» **Kutipan Dokumen**
Agama dan
Politik
Oleh:
Komaruddin Hidayat
Tak
terhitung lagi berapa jumlah buku dan artikel yang membahas hubungan antara
agama dan politik. Isu ini selalu jadi bahan diskusi yang tak kunjung selesai
dari dekade ke dekade baik di Barat maupun di Timur.
Isu ini
bahkan mempunyai akar kesejarahan ke abad-abad lalu. Sebuah teori mengatakan,
politik pada awalnya dilahirkan oleh agama. Misi Rasul Tuhan dengan agama yang
dibawa pada urutannya membentuk jejaring kekuasaan untuk menyebarkan dan
mewujudkan doktrinnya. Ini berarti agama mesti memiliki kekuasaan politik.
Kekuasaan
politik yang dilahirkan agama ini semakin diperlukan ketika gerakan keagamaan
menghadapi musuh yang merasa terancam oleh gerakan kenabian. Karena itu, para
Rasul Tuhan selalu dihadang dan diancam oleh rezim kekuasaan yang ada. Tak
mengherankan makanya ketika membaca kisah Ibrahim, Musa, Jesus, dan Muhammad
yang berhadapan secara frontal dengan rezim tiran yang menindas rakyat. Sebuah
kekuasaan politik mesti dihadapi dengan kekuasaan politik. Jadi, punya alasan
logis-historis bahwa agama dan politik tak bisa dipisahkan.
Dalam
sejarah Islam, Nabi Muhammad setelah pindah ke Madinah lalu menyusun kontrak
sosial politik yang dikenal dengan nama Piagam Madinah. Salah satu warisan
budaya yang sangat fenomenal yang diwariskan Nabi Muhammad adalah komunitas
politik religius yang berpusat di Madinah yang terus dijaga dan diwariskan dari
generasi ke generasi dengan berbagai inovasi dan deviasinya. Di Barat pun tak
jauh berbeda.
Negara
Vatikan meskipun sebagai institusi moral-keagamaan, tak pernah lelah memberikan
perhatian dan pesan moral pada kehidupan politik ketika politik dinilai telah
merendahkan derajat kemanusiaan dan menjadi sumber perang. Jadi, agama dan
politik tidak mungkin dipisahkan. Para biksu Buddha di Thailand pun
sekali-sekali terlibat dalam gerakan politik dengan membawa pesan moral
keagamaan.
Rasanya,
tak mungkin politik steril dari agama. Hanya format hubungannya yang mengalami
perbedaan dan perubahan dari zaman ke zaman, berbeda antara negara yang satu
dan yang lain. Baik agama maupun politik pada awalnya mulia dan suci, tujuannya
untuk mengangkat harkat-derajat kemanusiaan didasarkan pesan-pesan Ilahi.
Namun, dalam perjalanannya panggung politik jadi ajang perebutan kekuasaan
dengan mengkhianati pesan mulia agama.

» **Isi Data**

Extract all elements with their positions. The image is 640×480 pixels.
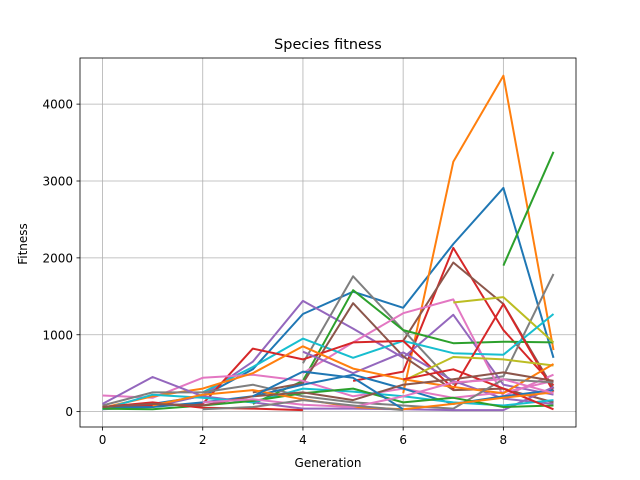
series-line-27	[202, 378, 554, 408]
x-tick-label: 2	[199, 433, 207, 447]
series-line-6	[302, 273, 555, 385]
x-axis-label: Generation	[295, 456, 362, 470]
series-line-25	[102, 371, 554, 408]
series-line-28	[202, 399, 404, 412]
y-tick-label: 3000	[42, 175, 73, 189]
series-line-11	[202, 313, 555, 394]
series-line-15	[402, 356, 554, 382]
series-line-20	[102, 376, 554, 412]
series-line-22	[102, 387, 554, 411]
x-tick-label: 0	[99, 433, 107, 447]
y-tick-label: 2000	[42, 251, 73, 265]
x-tick-label: 6	[399, 433, 407, 447]
series-lines	[102, 74, 555, 412]
series-line-18	[102, 378, 554, 410]
x-tick-label: 8	[500, 433, 508, 447]
x-tick-label: 4	[299, 433, 307, 447]
gridlines	[80, 58, 576, 427]
chart-title: Species fitness	[274, 37, 382, 53]
y-tick-label: 0	[65, 405, 73, 419]
series-line-2	[402, 74, 555, 394]
axes: 0 2 4 6 8 0 1000 2000 3000 4000	[42, 57, 577, 447]
series-line-26	[252, 370, 404, 411]
plot-frame	[79, 57, 577, 428]
y-axis-label: Fitness	[16, 223, 30, 265]
y-tick-label: 1000	[42, 328, 73, 342]
series-line-14	[302, 350, 554, 405]
series-line-3	[502, 151, 555, 267]
y-tick-label: 4000	[42, 98, 73, 112]
series-line-4	[352, 246, 555, 387]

» **Yang Harus Dikerjakan**
- A) Jawablah pertanyaan berikut berdasarkan kutipan tentang agama dan politik.
(i) Menurut sebuah teori yang disebut dalam kutipan itu, politik pada awalnya dilahirkan oleh apa?
(ii) Apa nama kontrak sosial politik yang disusun Nabi Muhammad setelah pindah ke Madinah?
(iii) Di negara mana para biksu Buddha disebut sesekali terlibat dalam gerakan politik?
- B) Lanjutkan kutipan tentang agama dan politik mulai dari kalimat terakhirnya.

» **Hasil Tiap Tugas**
- A)
(i) Menurut teori itu, politik pada awalnya dilahirkan oleh agama.
(ii) Kontrak sosial politik itu dikenal dengan nama Piagam Madinah.
(iii) Para biksu Buddha itu berada di Thailand.

- B)
Agama dan
politik lalu dipisahkan secara tegas. Agama ditempatkan pada wilayah pribadi,
paling jauh wilayah komunal, lalu politik melekat pada wilayah negara dan
pemerintahan. Agama jangan lagi mencampuri politik dan negara. Namun, di
Indonesia tidak sejauh itu yang terjadi, negara bahkan memberikan dukungan,
pengakuan, dan perlindungan pada agama. Hanya, posisi agama tidak lagi punya
wibawa dan pengaruh efektif sebagaimana zaman keemasan agama ketika melahirkan
komunitas sebagaimana masa Nabi Muhammad di Madinah.
Dunia
telah berubah. Sosok suci seorang Nabi tak lagi ada. Masyarakat dunia mungkin
telah merasa dewasa dengan warisan agama para Rasul Tuhan dan dukungan iptek
yang dibangunnya. Yang kadang membuat sedih adalah ketika ajaran agama lalu
dipelintir dan dimanipulasi sebagai instrumen perebutan kekuasaan politik,
bukan sebagai rujukan etika berpolitik. Sampai di sini posisi dan hubungan
antara agama dan politik menjadi berbalik.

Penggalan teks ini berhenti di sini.